▶ _EXERCISE_: Your answer is a single number: how many lines hold the word "Probability"?

▶ _RAW RECORDS_:
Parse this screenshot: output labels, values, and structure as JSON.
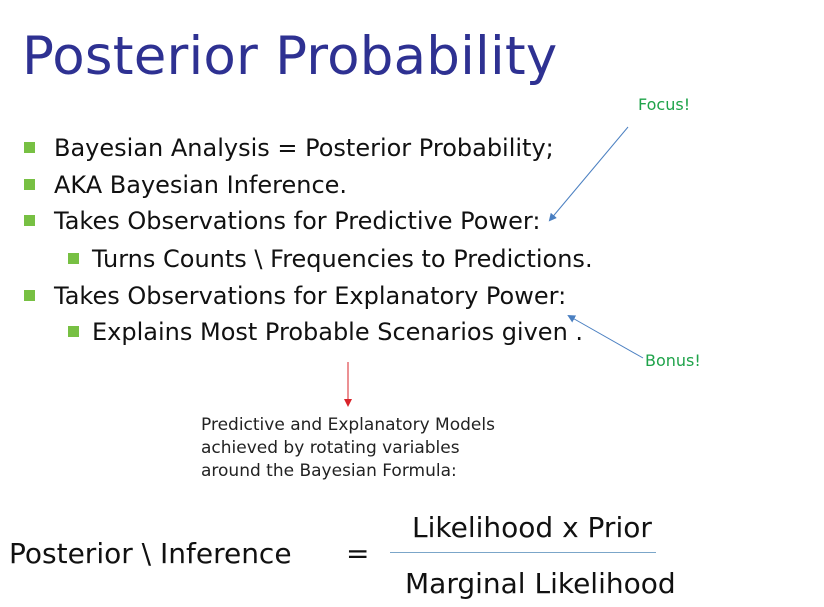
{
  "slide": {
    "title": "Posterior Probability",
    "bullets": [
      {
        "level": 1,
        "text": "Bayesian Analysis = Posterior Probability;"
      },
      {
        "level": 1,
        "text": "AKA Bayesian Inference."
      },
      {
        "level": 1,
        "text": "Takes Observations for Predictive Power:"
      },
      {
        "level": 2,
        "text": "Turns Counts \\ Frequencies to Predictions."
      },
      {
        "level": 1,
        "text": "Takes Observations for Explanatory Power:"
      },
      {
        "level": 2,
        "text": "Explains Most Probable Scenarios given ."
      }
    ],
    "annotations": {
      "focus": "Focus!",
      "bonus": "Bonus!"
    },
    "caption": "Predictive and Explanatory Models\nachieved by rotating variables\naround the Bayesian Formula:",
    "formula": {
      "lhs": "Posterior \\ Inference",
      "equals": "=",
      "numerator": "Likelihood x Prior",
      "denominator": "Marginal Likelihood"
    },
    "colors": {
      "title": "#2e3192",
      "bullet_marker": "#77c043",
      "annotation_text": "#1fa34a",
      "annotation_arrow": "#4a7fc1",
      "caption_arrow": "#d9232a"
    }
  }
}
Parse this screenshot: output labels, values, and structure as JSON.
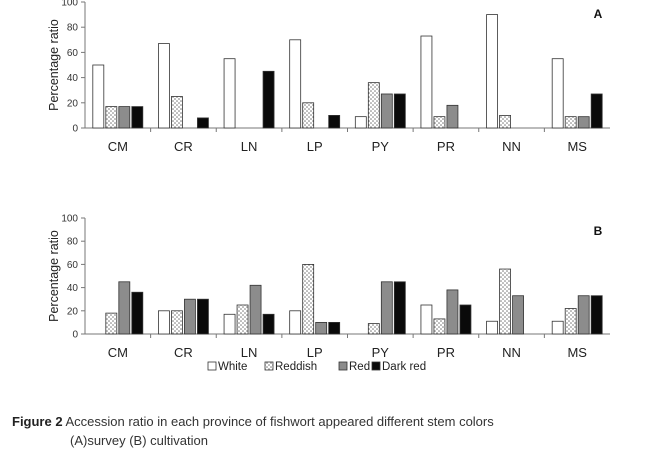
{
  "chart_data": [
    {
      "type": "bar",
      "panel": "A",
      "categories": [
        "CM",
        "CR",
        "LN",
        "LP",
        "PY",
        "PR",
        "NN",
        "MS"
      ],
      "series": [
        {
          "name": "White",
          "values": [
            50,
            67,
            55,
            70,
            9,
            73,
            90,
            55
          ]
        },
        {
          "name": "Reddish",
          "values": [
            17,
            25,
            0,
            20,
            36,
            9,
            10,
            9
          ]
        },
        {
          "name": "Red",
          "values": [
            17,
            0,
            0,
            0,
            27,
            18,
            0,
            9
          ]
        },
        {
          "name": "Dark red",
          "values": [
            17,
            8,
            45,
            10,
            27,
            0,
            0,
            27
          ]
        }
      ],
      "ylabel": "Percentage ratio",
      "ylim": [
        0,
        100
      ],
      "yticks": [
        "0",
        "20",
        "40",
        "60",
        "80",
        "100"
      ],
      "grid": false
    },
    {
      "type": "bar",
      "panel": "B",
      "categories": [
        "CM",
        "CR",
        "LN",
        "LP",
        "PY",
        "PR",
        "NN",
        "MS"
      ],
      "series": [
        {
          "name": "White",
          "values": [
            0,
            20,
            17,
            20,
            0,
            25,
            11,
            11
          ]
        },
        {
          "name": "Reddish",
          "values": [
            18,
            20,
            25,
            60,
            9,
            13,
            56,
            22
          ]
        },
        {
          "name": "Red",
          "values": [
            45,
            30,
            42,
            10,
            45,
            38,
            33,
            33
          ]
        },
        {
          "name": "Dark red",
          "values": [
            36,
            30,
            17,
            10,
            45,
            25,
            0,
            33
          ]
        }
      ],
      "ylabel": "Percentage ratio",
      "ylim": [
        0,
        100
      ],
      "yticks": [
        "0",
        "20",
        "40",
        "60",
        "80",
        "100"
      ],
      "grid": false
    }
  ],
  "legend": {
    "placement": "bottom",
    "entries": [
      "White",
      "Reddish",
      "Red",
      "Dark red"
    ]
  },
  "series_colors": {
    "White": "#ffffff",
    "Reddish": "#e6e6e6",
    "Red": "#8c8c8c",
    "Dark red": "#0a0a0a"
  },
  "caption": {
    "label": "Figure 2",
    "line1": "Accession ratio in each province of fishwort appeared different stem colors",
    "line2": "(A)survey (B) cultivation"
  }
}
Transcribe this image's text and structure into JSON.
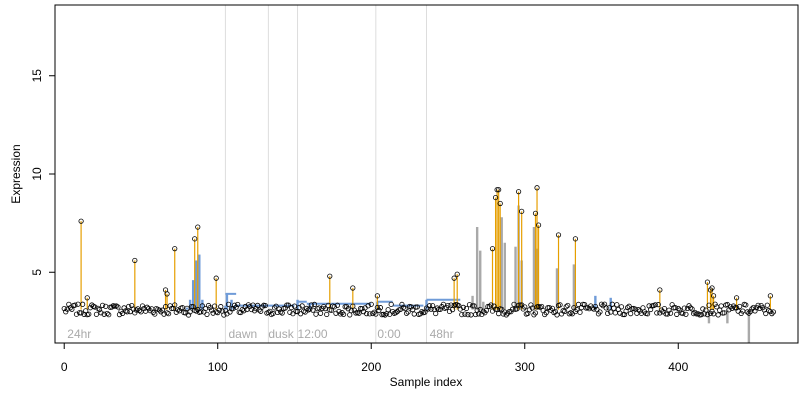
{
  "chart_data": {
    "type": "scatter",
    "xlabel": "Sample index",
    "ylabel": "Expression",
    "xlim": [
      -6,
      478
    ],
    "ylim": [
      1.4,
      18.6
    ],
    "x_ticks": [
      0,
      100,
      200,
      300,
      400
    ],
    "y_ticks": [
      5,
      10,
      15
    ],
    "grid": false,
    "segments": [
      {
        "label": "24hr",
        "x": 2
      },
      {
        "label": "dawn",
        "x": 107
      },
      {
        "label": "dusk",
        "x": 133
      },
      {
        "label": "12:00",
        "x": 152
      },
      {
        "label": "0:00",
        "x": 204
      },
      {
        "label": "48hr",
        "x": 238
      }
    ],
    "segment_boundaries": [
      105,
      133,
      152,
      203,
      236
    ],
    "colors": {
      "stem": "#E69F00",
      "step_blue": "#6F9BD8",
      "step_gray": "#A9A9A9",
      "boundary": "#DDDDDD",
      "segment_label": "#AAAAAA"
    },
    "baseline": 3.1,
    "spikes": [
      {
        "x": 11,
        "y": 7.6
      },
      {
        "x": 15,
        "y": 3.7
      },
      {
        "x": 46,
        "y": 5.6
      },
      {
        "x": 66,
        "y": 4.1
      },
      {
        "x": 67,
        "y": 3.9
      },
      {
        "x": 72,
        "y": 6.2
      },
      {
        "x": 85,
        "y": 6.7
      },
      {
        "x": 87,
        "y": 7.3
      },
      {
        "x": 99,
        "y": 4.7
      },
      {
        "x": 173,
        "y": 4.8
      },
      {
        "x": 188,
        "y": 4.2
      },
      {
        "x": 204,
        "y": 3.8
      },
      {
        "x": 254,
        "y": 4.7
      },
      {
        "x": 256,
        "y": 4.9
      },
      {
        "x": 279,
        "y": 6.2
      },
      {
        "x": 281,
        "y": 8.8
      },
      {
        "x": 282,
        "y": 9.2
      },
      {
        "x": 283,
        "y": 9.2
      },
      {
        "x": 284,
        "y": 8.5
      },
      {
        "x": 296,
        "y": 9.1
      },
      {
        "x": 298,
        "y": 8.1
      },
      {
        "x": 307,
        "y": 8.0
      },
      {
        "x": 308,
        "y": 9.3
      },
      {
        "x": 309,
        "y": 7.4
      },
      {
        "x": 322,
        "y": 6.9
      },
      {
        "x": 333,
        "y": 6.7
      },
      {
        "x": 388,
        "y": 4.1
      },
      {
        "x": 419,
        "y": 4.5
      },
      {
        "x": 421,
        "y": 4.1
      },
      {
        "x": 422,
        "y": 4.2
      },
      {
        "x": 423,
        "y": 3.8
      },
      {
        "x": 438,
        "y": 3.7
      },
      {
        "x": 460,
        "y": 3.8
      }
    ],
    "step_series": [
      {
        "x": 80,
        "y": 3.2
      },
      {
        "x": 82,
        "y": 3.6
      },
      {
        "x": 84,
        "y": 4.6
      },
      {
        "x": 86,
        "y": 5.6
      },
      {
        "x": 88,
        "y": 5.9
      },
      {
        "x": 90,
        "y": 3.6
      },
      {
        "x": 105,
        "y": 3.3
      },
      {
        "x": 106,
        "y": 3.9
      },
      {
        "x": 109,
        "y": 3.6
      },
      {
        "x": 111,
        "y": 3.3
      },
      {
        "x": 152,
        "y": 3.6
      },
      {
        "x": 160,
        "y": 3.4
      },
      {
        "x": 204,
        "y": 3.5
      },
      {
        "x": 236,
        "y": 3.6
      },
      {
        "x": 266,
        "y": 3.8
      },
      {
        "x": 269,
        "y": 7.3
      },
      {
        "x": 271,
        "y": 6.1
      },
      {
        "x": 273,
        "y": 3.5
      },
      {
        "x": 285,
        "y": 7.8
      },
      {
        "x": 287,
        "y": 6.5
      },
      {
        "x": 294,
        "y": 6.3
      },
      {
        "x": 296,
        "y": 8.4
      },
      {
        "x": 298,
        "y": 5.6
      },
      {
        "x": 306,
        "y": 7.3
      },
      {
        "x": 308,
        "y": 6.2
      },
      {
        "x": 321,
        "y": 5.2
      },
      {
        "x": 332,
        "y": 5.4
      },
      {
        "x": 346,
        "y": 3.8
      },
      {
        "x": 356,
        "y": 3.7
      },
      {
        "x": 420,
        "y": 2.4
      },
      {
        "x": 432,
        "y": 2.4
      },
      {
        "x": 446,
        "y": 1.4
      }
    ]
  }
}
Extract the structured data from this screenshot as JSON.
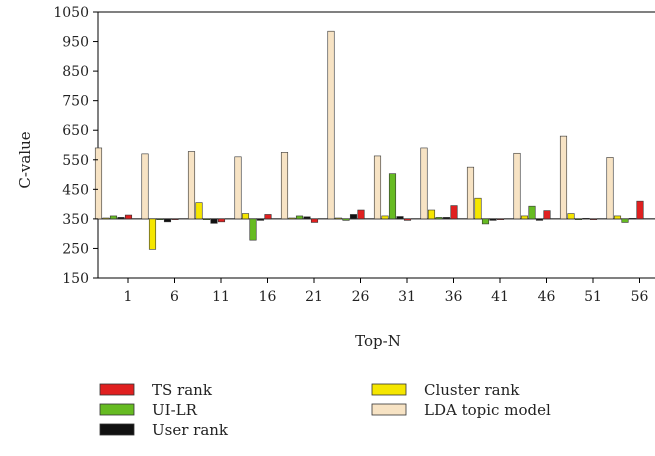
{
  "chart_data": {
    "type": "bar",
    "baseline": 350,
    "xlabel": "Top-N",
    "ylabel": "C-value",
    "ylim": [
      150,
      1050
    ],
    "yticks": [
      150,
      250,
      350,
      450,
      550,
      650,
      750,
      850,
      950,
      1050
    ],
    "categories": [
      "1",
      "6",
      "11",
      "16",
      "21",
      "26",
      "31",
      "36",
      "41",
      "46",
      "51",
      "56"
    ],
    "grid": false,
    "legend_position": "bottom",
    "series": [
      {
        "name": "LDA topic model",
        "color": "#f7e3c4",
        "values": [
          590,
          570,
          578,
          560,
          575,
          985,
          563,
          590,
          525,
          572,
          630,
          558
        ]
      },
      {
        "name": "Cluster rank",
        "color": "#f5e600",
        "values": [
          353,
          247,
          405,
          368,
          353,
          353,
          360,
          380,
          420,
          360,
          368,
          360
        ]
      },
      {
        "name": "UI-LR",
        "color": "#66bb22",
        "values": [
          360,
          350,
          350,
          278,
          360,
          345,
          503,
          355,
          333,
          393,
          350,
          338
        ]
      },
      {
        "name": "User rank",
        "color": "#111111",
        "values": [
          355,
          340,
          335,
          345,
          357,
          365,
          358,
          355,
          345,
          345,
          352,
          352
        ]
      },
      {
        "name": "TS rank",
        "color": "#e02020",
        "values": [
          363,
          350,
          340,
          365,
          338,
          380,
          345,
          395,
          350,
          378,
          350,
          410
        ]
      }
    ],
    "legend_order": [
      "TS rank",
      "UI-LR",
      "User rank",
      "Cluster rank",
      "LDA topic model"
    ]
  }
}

▶ _SOLUTION TO THIS EXERCISE_: 2